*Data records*
>>>>>
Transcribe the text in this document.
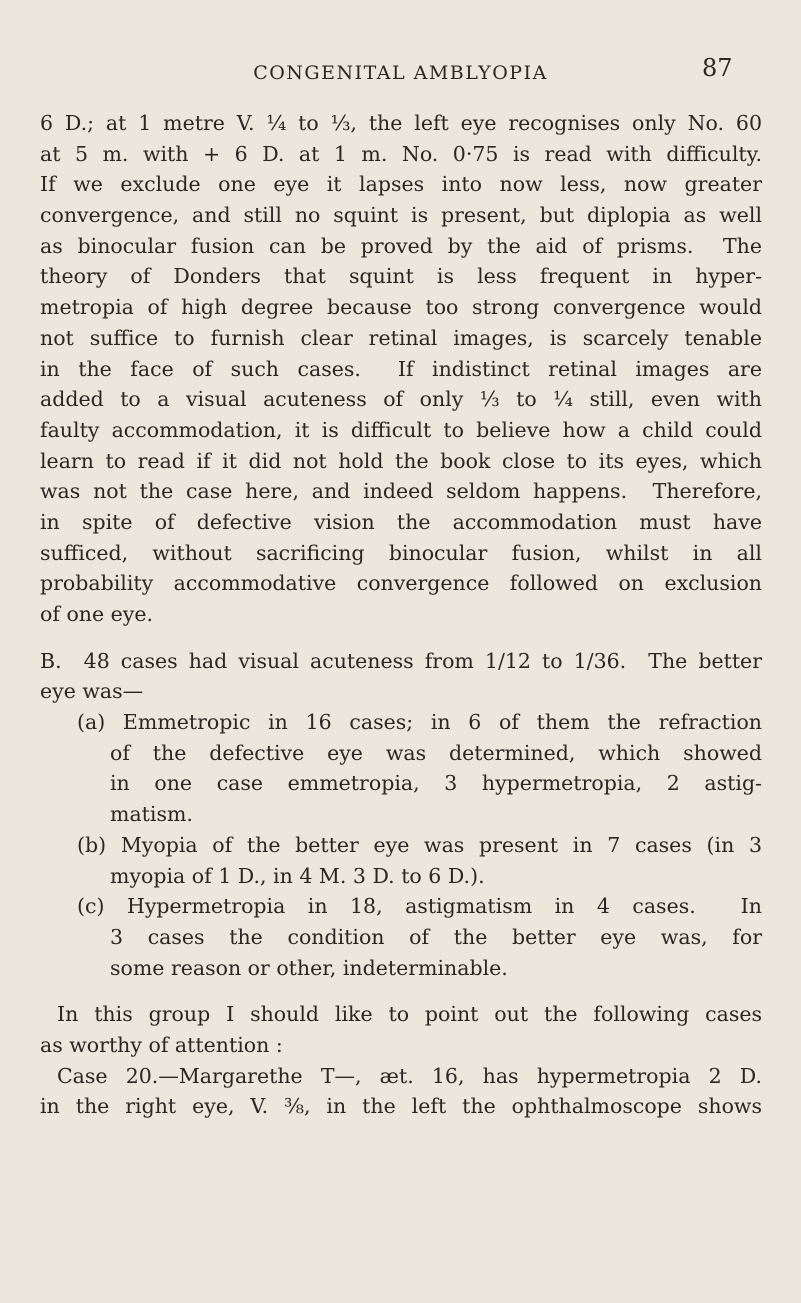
CONGENITAL AMBLYOPIA	87
6 D.; at 1 metre V. ¼ to ⅓, the left eye recognises only No. 60
at 5 m. with + 6 D. at 1 m. No. 0·75 is read with difficulty.
If we exclude one eye it lapses into now less, now greater
convergence, and still no squint is present, but diplopia as well
as binocular fusion can be proved by the aid of prisms.  The
theory of Donders that squint is less frequent in hyper-
metropia of high degree because too strong convergence would
not suffice to furnish clear retinal images, is scarcely tenable
in the face of such cases.  If indistinct retinal images are
added to a visual acuteness of only ⅓ to ¼ still, even with
faulty accommodation, it is difficult to believe how a child could
learn to read if it did not hold the book close to its eyes, which
was not the case here, and indeed seldom happens.  Therefore,
in spite of defective vision the accommodation must have
sufficed, without sacrificing binocular fusion, whilst in all
probability accommodative convergence followed on exclusion
of one eye.
B.  48 cases had visual acuteness from 1/12 to 1/36.  The better
eye was—
(a) Emmetropic in 16 cases; in 6 of them the refraction
of the defective eye was determined, which showed
in one case emmetropia, 3 hypermetropia, 2 astig-
matism.
(b) Myopia of the better eye was present in 7 cases (in 3
myopia of 1 D., in 4 M. 3 D. to 6 D.).
(c) Hypermetropia in 18, astigmatism in 4 cases.  In
3 cases the condition of the better eye was, for
some reason or other, indeterminable.
In this group I should like to point out the following cases
as worthy of attention :
Case 20.—Margarethe T—, æt. 16, has hypermetropia 2 D.
in the right eye, V. ⅜, in the left the ophthalmoscope shows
<<<<<
*Work to be completed*
Omitting all images, print the listing exactly.

*Task answer*
Transcribe the text in this document.
CONGENITAL AMBLYOPIA	87
6 D.; at 1 metre V. ¼ to ⅓, the left eye recognises only No. 60
at 5 m. with + 6 D. at 1 m. No. 0·75 is read with difficulty.
If we exclude one eye it lapses into now less, now greater
convergence, and still no squint is present, but diplopia as well
as binocular fusion can be proved by the aid of prisms.  The
theory of Donders that squint is less frequent in hyper-
metropia of high degree because too strong convergence would
not suffice to furnish clear retinal images, is scarcely tenable
in the face of such cases.  If indistinct retinal images are
added to a visual acuteness of only ⅓ to ¼ still, even with
faulty accommodation, it is difficult to believe how a child could
learn to read if it did not hold the book close to its eyes, which
was not the case here, and indeed seldom happens.  Therefore,
in spite of defective vision the accommodation must have
sufficed, without sacrificing binocular fusion, whilst in all
probability accommodative convergence followed on exclusion
of one eye.
B.  48 cases had visual acuteness from 1/12 to 1/36.  The better
eye was—
(a) Emmetropic in 16 cases; in 6 of them the refraction
of the defective eye was determined, which showed
in one case emmetropia, 3 hypermetropia, 2 astig-
matism.
(b) Myopia of the better eye was present in 7 cases (in 3
myopia of 1 D., in 4 M. 3 D. to 6 D.).
(c) Hypermetropia in 18, astigmatism in 4 cases.  In
3 cases the condition of the better eye was, for
some reason or other, indeterminable.
In this group I should like to point out the following cases
as worthy of attention :
Case 20.—Margarethe T—, æt. 16, has hypermetropia 2 D.
in the right eye, V. ⅜, in the left the ophthalmoscope shows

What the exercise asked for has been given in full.